Instruction
Extract every entry word for word. Skip the pictures.

Data supplied

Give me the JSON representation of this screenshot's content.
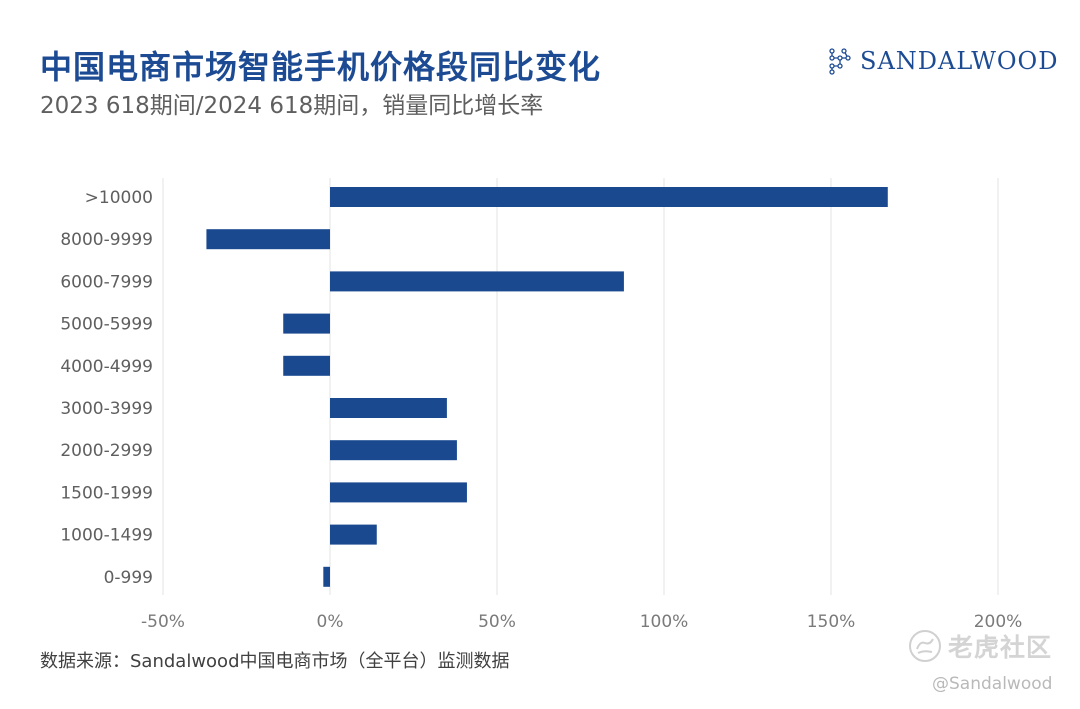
{
  "header": {
    "title": "中国电商市场智能手机价格段同比变化",
    "subtitle": "2023 618期间/2024 618期间，销量同比增长率"
  },
  "logo": {
    "text": "SANDALWOOD",
    "icon": "constellation-logo-icon"
  },
  "footer": {
    "source": "数据来源：Sandalwood中国电商市场（全平台）监测数据"
  },
  "watermark": {
    "brand": "老虎社区",
    "handle": "@Sandalwood",
    "icon": "tiger-community-icon"
  },
  "colors": {
    "title": "#1d4b93",
    "bar": "#1a4990",
    "grid": "#e3e3e3",
    "axis_text": "#7a7a7a",
    "category_text": "#5f5f5f"
  },
  "chart_data": {
    "type": "bar",
    "orientation": "horizontal",
    "categories": [
      ">10000",
      "8000-9999",
      "6000-7999",
      "5000-5999",
      "4000-4999",
      "3000-3999",
      "2000-2999",
      "1500-1999",
      "1000-1499",
      "0-999"
    ],
    "values": [
      167,
      -37,
      88,
      -14,
      -14,
      35,
      38,
      41,
      14,
      -2
    ],
    "unit": "%",
    "xlim": [
      -50,
      200
    ],
    "xticks": [
      -50,
      0,
      50,
      100,
      150,
      200
    ],
    "xtick_labels": [
      "-50%",
      "0%",
      "50%",
      "100%",
      "150%",
      "200%"
    ],
    "grid": true,
    "legend": "none"
  }
}
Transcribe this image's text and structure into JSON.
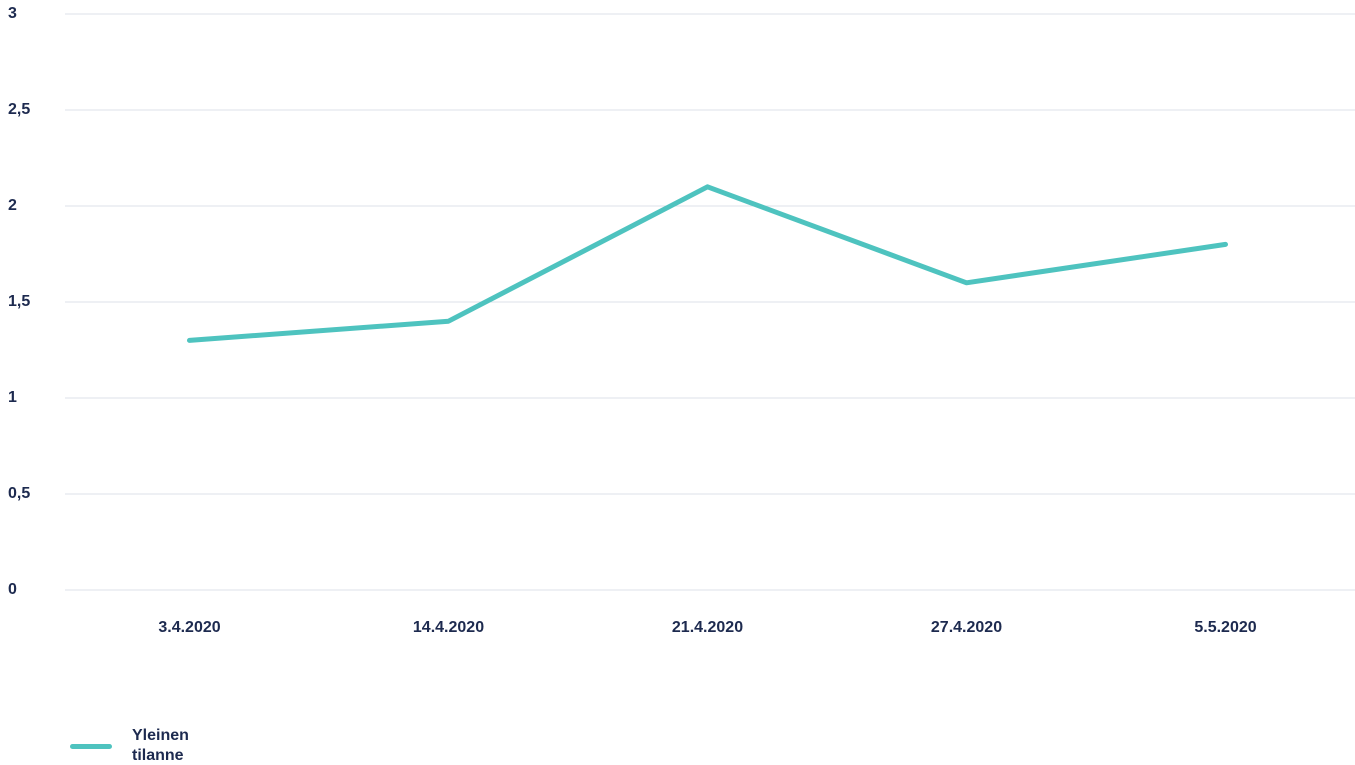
{
  "chart_data": {
    "type": "line",
    "categories": [
      "3.4.2020",
      "14.4.2020",
      "21.4.2020",
      "27.4.2020",
      "5.5.2020"
    ],
    "series": [
      {
        "name": "Yleinen tilanne",
        "color": "#4ec3bf",
        "values": [
          1.3,
          1.4,
          2.1,
          1.6,
          1.8
        ]
      }
    ],
    "ylim": [
      0,
      3
    ],
    "yticks": [
      0,
      {
        "value": 0.5,
        "label": "0,5"
      },
      1,
      {
        "value": 1.5,
        "label": "1,5"
      },
      2,
      {
        "value": 2.5,
        "label": "2,5"
      },
      3
    ],
    "grid": true,
    "legend": "bottom-left"
  }
}
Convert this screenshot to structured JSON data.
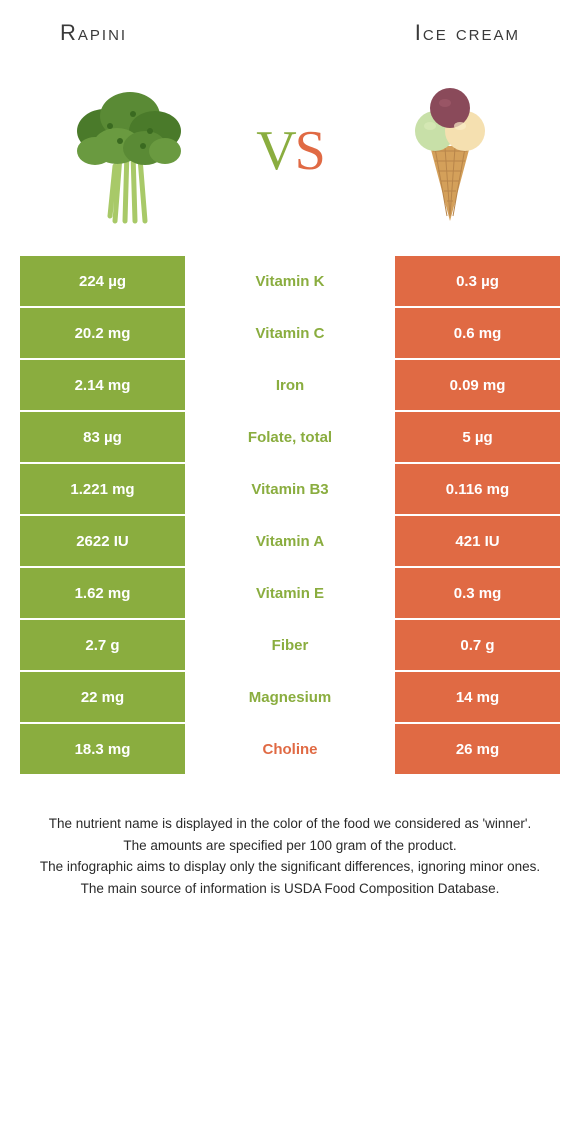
{
  "colors": {
    "green": "#8aad3f",
    "orange": "#e06a44",
    "text_dark": "#3a3a3a",
    "white": "#ffffff"
  },
  "header": {
    "left": "Rapini",
    "right": "Ice cream"
  },
  "vs": {
    "v": "V",
    "s": "S"
  },
  "rows": [
    {
      "left": "224 µg",
      "mid": "Vitamin K",
      "right": "0.3 µg",
      "winner": "left"
    },
    {
      "left": "20.2 mg",
      "mid": "Vitamin C",
      "right": "0.6 mg",
      "winner": "left"
    },
    {
      "left": "2.14 mg",
      "mid": "Iron",
      "right": "0.09 mg",
      "winner": "left"
    },
    {
      "left": "83 µg",
      "mid": "Folate, total",
      "right": "5 µg",
      "winner": "left"
    },
    {
      "left": "1.221 mg",
      "mid": "Vitamin B3",
      "right": "0.116 mg",
      "winner": "left"
    },
    {
      "left": "2622 IU",
      "mid": "Vitamin A",
      "right": "421 IU",
      "winner": "left"
    },
    {
      "left": "1.62 mg",
      "mid": "Vitamin E",
      "right": "0.3 mg",
      "winner": "left"
    },
    {
      "left": "2.7 g",
      "mid": "Fiber",
      "right": "0.7 g",
      "winner": "left"
    },
    {
      "left": "22 mg",
      "mid": "Magnesium",
      "right": "14 mg",
      "winner": "left"
    },
    {
      "left": "18.3 mg",
      "mid": "Choline",
      "right": "26 mg",
      "winner": "right"
    }
  ],
  "footnotes": [
    "The nutrient name is displayed in the color of the food we considered as 'winner'.",
    "The amounts are specified per 100 gram of the product.",
    "The infographic aims to display only the significant differences, ignoring minor ones.",
    "The main source of information is USDA Food Composition Database."
  ]
}
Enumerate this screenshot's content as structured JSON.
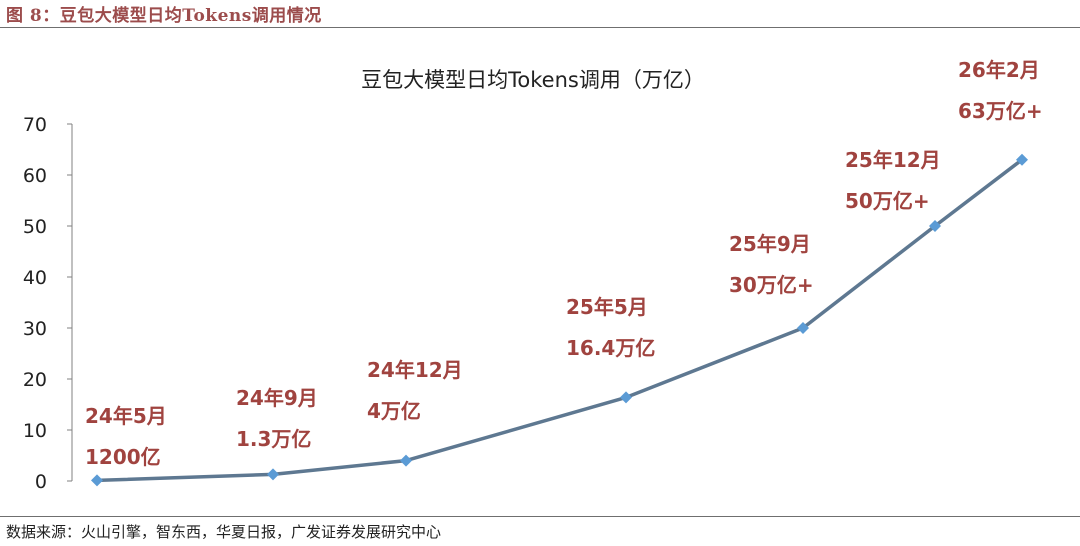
{
  "figure": {
    "title": "图 8：豆包大模型日均Tokens调用情况",
    "source": "数据来源：火山引擎，智东西，华夏日报，广发证券发展研究中心"
  },
  "colors": {
    "figure_title": "#9c4c4c",
    "line": "#5e7891",
    "marker": "#5b9bd5",
    "annotation": "#a0433f",
    "axis": "#808080",
    "text": "#222222"
  },
  "chart_data": {
    "type": "line",
    "title": "豆包大模型日均Tokens调用（万亿）",
    "xlabel": "",
    "ylabel": "",
    "ylim": [
      0,
      70
    ],
    "yticks": [
      0,
      10,
      20,
      30,
      40,
      50,
      60,
      70
    ],
    "grid": false,
    "legend": "none",
    "x_note": "points spaced in time from 2024-05 to 2026-02; x axis has no labels",
    "series": [
      {
        "points": [
          {
            "date": "24年5月",
            "value": 0.12,
            "label_date": "24年5月",
            "label_value": "1200亿"
          },
          {
            "date": "24年9月",
            "value": 1.3,
            "label_date": "24年9月",
            "label_value": "1.3万亿"
          },
          {
            "date": "24年12月",
            "value": 4,
            "label_date": "24年12月",
            "label_value": "4万亿"
          },
          {
            "date": "25年5月",
            "value": 16.4,
            "label_date": "25年5月",
            "label_value": "16.4万亿"
          },
          {
            "date": "25年9月",
            "value": 30,
            "label_date": "25年9月",
            "label_value": "30万亿+"
          },
          {
            "date": "25年12月",
            "value": 50,
            "label_date": "25年12月",
            "label_value": "50万亿+"
          },
          {
            "date": "26年2月",
            "value": 63,
            "label_date": "26年2月",
            "label_value": "63万亿+"
          }
        ]
      }
    ]
  }
}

Answer for the task
Give me the JSON representation of this screenshot's content.
{
  "header": {
    "title": "中国电商市场智能手机价格段同比变化",
    "subtitle": "2023 618期间/2024 618期间，销量同比增长率"
  },
  "logo": {
    "text": "SANDALWOOD",
    "icon": "constellation-logo-icon"
  },
  "footer": {
    "source": "数据来源：Sandalwood中国电商市场（全平台）监测数据"
  },
  "watermark": {
    "brand": "老虎社区",
    "handle": "@Sandalwood",
    "icon": "tiger-community-icon"
  },
  "colors": {
    "title": "#1d4b93",
    "bar": "#1a4990",
    "grid": "#e3e3e3",
    "axis_text": "#7a7a7a",
    "category_text": "#5f5f5f"
  },
  "chart_data": {
    "type": "bar",
    "orientation": "horizontal",
    "categories": [
      ">10000",
      "8000-9999",
      "6000-7999",
      "5000-5999",
      "4000-4999",
      "3000-3999",
      "2000-2999",
      "1500-1999",
      "1000-1499",
      "0-999"
    ],
    "values": [
      167,
      -37,
      88,
      -14,
      -14,
      35,
      38,
      41,
      14,
      -2
    ],
    "unit": "%",
    "xlim": [
      -50,
      200
    ],
    "xticks": [
      -50,
      0,
      50,
      100,
      150,
      200
    ],
    "xtick_labels": [
      "-50%",
      "0%",
      "50%",
      "100%",
      "150%",
      "200%"
    ],
    "grid": true,
    "legend": "none"
  }
}
Transcribe this image's text and structure into JSON.
{
  "chart_data": {
    "type": "line",
    "categories": [
      "3.4.2020",
      "14.4.2020",
      "21.4.2020",
      "27.4.2020",
      "5.5.2020"
    ],
    "series": [
      {
        "name": "Yleinen tilanne",
        "color": "#4ec3bf",
        "values": [
          1.3,
          1.4,
          2.1,
          1.6,
          1.8
        ]
      }
    ],
    "ylim": [
      0,
      3
    ],
    "yticks": [
      0,
      {
        "value": 0.5,
        "label": "0,5"
      },
      1,
      {
        "value": 1.5,
        "label": "1,5"
      },
      2,
      {
        "value": 2.5,
        "label": "2,5"
      },
      3
    ],
    "grid": true,
    "legend": "bottom-left"
  }
}
Convert this screenshot to structured JSON data.
{
  "colors": {
    "green": "#8aad3f",
    "orange": "#e06a44",
    "text_dark": "#3a3a3a",
    "white": "#ffffff"
  },
  "header": {
    "left": "Rapini",
    "right": "Ice cream"
  },
  "vs": {
    "v": "V",
    "s": "S"
  },
  "rows": [
    {
      "left": "224 µg",
      "mid": "Vitamin K",
      "right": "0.3 µg",
      "winner": "left"
    },
    {
      "left": "20.2 mg",
      "mid": "Vitamin C",
      "right": "0.6 mg",
      "winner": "left"
    },
    {
      "left": "2.14 mg",
      "mid": "Iron",
      "right": "0.09 mg",
      "winner": "left"
    },
    {
      "left": "83 µg",
      "mid": "Folate, total",
      "right": "5 µg",
      "winner": "left"
    },
    {
      "left": "1.221 mg",
      "mid": "Vitamin B3",
      "right": "0.116 mg",
      "winner": "left"
    },
    {
      "left": "2622 IU",
      "mid": "Vitamin A",
      "right": "421 IU",
      "winner": "left"
    },
    {
      "left": "1.62 mg",
      "mid": "Vitamin E",
      "right": "0.3 mg",
      "winner": "left"
    },
    {
      "left": "2.7 g",
      "mid": "Fiber",
      "right": "0.7 g",
      "winner": "left"
    },
    {
      "left": "22 mg",
      "mid": "Magnesium",
      "right": "14 mg",
      "winner": "left"
    },
    {
      "left": "18.3 mg",
      "mid": "Choline",
      "right": "26 mg",
      "winner": "right"
    }
  ],
  "footnotes": [
    "The nutrient name is displayed in the color of the food we considered as 'winner'.",
    "The amounts are specified per 100 gram of the product.",
    "The infographic aims to display only the significant differences, ignoring minor ones.",
    "The main source of information is USDA Food Composition Database."
  ]
}
Enumerate this screenshot's content as structured JSON.
{
  "figure": {
    "title": "图 8：豆包大模型日均Tokens调用情况",
    "source": "数据来源：火山引擎，智东西，华夏日报，广发证券发展研究中心"
  },
  "colors": {
    "figure_title": "#9c4c4c",
    "line": "#5e7891",
    "marker": "#5b9bd5",
    "annotation": "#a0433f",
    "axis": "#808080",
    "text": "#222222"
  },
  "chart_data": {
    "type": "line",
    "title": "豆包大模型日均Tokens调用（万亿）",
    "xlabel": "",
    "ylabel": "",
    "ylim": [
      0,
      70
    ],
    "yticks": [
      0,
      10,
      20,
      30,
      40,
      50,
      60,
      70
    ],
    "grid": false,
    "legend": "none",
    "x_note": "points spaced in time from 2024-05 to 2026-02; x axis has no labels",
    "series": [
      {
        "points": [
          {
            "date": "24年5月",
            "value": 0.12,
            "label_date": "24年5月",
            "label_value": "1200亿"
          },
          {
            "date": "24年9月",
            "value": 1.3,
            "label_date": "24年9月",
            "label_value": "1.3万亿"
          },
          {
            "date": "24年12月",
            "value": 4,
            "label_date": "24年12月",
            "label_value": "4万亿"
          },
          {
            "date": "25年5月",
            "value": 16.4,
            "label_date": "25年5月",
            "label_value": "16.4万亿"
          },
          {
            "date": "25年9月",
            "value": 30,
            "label_date": "25年9月",
            "label_value": "30万亿+"
          },
          {
            "date": "25年12月",
            "value": 50,
            "label_date": "25年12月",
            "label_value": "50万亿+"
          },
          {
            "date": "26年2月",
            "value": 63,
            "label_date": "26年2月",
            "label_value": "63万亿+"
          }
        ]
      }
    ]
  }
}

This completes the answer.